==== Excerpt provided ====
Lara Jukes is the Director of Development at The Institute of Cancer Research, London. As we mark our Spring fundraising appeal, she reflects on why giving is an integral part of our culture and how much of a difference it can make to those who need it most.

Bowel cancer patients Tim Morgan and his family

Tim Morgan and his family Credit: Hilary Morgan

When I first met Tim Morgan, a cancer patient in his 40s, I was struck by his incredible bravery, his love for his beautiful family and his commitment to do whatever he could to support our research into new treatments.

By the time Tim was diagnosed with bowel cancer in 2015, it was already advanced. His daughter Molly was 10 and his son William was just six. He underwent several rounds of chemotherapy and radical surgery and targeted treatments. This gave him precious extra years with his family. Tim also dedicated time and energy to fundraising for Dr Marco Gerlinger’s research into new treatments, so other patients would have a better chance of surviving their cancer.

I was overwhelmed at Tim’s generosity in the face of great adversity – even while undergoing treatment, he took on a gruelling 90km cycle challenge across Dartmoor with an intrepid team of family and friends, raising hundreds of thousands of pounds for us. Despite the unfairness of his own situation, his thought was to help other families and do something to avoid them going through the same thing.

Unfortunately, after four years, Tim’s treatment eventually stopped working and he died aged 48.
==== Provided information ====
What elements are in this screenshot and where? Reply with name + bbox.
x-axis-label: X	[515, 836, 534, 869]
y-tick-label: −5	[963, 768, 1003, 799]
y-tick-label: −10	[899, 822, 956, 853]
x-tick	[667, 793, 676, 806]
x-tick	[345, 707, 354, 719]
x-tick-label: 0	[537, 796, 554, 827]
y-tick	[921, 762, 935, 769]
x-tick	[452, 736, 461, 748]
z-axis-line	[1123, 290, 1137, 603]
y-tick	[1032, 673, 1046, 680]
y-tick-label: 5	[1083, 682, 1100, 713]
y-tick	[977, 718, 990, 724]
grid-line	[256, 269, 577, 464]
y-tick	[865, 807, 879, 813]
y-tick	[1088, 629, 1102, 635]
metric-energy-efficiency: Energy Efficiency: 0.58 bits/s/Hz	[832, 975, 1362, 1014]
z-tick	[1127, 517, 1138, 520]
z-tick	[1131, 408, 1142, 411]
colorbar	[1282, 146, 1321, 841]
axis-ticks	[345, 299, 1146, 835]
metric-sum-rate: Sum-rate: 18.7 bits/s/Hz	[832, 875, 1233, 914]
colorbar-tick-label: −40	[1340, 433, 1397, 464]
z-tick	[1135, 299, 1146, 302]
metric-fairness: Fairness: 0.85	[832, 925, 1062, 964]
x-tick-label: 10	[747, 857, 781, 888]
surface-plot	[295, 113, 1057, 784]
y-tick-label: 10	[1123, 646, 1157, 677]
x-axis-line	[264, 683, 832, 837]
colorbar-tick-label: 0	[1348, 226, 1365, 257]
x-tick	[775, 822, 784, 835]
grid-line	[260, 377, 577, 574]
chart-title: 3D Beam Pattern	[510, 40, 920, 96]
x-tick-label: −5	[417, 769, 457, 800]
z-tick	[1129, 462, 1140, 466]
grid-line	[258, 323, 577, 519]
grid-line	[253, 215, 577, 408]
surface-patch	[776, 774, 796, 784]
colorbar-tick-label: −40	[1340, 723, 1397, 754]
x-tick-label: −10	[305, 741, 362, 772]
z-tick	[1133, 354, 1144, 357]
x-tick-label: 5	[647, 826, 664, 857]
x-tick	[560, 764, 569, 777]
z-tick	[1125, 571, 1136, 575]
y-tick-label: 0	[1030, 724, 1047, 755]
====
Task objective ->
Answer these questions from the excerpt about Tim Morgan:
(a) In what year was Tim diagnosed with bowel cancer?
(b) How long was the cycle challenge he took on, and where did it take place?
(c) How old was Tim when he died?

Reply to the exercise ->
(a) 2015
(b) 90km, across Dartmoor
(c) 48